PASSAGE
[Start of section]
Their DC fast chargers max out at 100 kW, which is serviceable but not fast by 2026 standards. For highway travel, you will likely prefer Tesla, Electrify Canada, or Petro-Canada for speed. But for everyday top-ups, FLO is everywhere.

Being Canadian-owned matters. Their customer service operates in both official languages, their hardware is designed for Canadian winters, and their network planning prioritizes Canadian communities that other networks overlook.

ChargePoint

  • Ports: 3,000+ in Canada
  • Connector: CCS1 for DC fast, J1772 for Level 2
  • Max speed: 62 kW (most Canadian installations)
  • Pricing: Varies widely by host — often $1-$3/hour for Level 2
  • Coverage: Primarily Level 2 at workplaces, parking garages, and commercial locations

ChargePoint operates differently from other networks. They sell and manage the charging hardware, but individual property owners set the pricing. That means costs and reliability vary wildly from station to station.
[End of section]
WHAT YOU WILL DO
1. In the passage on Canadian EV charging networks, who sets the pricing at ChargePoint stations?
2. Pick up the passage on Canadian EV charging networks above right after its final sentence and continue it.

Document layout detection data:
[Start of section]
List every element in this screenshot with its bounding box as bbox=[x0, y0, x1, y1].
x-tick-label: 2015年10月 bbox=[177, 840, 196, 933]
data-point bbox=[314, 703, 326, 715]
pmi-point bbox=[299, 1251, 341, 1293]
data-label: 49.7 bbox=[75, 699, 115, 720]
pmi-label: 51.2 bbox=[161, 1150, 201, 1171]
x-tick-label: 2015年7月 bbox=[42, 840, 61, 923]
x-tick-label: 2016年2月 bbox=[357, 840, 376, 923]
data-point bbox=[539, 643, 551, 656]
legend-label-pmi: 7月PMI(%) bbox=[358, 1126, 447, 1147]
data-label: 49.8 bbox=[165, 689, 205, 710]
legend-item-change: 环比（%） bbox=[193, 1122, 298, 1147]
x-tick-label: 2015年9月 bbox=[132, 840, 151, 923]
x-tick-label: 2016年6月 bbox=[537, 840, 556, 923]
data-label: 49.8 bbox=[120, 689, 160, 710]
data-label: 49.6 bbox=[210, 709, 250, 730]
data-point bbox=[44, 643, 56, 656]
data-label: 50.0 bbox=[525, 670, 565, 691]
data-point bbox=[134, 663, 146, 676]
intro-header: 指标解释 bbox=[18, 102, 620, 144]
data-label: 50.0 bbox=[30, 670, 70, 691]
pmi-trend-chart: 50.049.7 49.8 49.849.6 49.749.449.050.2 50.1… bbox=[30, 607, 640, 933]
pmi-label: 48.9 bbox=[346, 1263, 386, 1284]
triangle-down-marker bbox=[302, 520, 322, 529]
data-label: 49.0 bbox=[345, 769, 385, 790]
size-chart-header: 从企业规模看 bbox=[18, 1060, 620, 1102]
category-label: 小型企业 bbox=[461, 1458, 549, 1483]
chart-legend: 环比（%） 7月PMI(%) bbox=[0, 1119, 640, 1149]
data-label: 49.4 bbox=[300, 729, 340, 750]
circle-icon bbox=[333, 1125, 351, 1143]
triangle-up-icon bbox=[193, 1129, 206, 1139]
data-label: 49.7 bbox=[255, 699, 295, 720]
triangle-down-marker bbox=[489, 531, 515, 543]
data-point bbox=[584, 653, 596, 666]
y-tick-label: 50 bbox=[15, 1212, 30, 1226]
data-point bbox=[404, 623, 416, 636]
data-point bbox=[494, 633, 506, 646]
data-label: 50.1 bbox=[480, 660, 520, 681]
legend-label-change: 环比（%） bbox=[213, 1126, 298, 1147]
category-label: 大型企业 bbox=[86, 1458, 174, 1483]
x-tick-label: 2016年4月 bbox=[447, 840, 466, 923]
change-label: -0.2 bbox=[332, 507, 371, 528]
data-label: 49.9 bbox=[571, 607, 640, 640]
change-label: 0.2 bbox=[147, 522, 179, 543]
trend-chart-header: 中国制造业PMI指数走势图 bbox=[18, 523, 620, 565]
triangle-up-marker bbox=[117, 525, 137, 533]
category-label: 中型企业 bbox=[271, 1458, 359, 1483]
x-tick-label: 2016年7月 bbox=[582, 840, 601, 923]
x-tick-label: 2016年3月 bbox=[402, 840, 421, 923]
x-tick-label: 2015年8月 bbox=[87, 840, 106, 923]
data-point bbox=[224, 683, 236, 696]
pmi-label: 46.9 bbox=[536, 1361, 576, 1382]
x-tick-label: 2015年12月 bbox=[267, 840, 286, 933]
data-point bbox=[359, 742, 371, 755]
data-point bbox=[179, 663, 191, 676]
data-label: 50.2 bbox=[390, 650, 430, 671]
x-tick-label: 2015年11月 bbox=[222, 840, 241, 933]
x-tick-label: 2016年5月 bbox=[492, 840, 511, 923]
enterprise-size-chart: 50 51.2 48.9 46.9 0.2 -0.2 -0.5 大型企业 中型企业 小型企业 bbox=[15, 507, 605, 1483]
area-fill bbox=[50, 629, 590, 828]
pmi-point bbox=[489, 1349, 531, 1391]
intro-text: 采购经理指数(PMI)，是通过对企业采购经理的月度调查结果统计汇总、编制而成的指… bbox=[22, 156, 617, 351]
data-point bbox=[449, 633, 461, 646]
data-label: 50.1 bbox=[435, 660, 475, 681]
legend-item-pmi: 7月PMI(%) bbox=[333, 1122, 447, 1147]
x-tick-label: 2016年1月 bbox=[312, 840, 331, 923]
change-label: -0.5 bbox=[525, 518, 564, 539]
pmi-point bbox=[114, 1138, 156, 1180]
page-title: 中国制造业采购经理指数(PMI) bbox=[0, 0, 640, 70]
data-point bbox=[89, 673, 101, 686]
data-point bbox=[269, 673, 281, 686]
[End of section]
RESULTS BY TASK
1. Individual property owners set the pricing.

2.
The good: ChargePoint has excellent station density in urban areas, particularly at office buildings and shopping centres. If you work in downtown Toronto, Vancouver, or Montreal, there is probably a ChargePoint Level 2 within walking distance of your office.

The bad: their DC fast charging presence in Canada is limited, and their max power (62 kW at most stations) is underwhelming. For road trips, look elsewhere. For daily workplace or errand charging, ChargePoint is a solid option.

Understanding Connector Types

This is where it gets confusing for newcomers, but I will make it simple.

J1772 (Level 2 AC)

  • The universal Level 2 connector for all non-Tesla EVs
  • Every public Level 2 station in Canada has J1772
  • Tesla vehicles use a NACS-to-J1772 adapter (included with older models, sold separately for newer ones)

CCS1 (DC Fast Charging)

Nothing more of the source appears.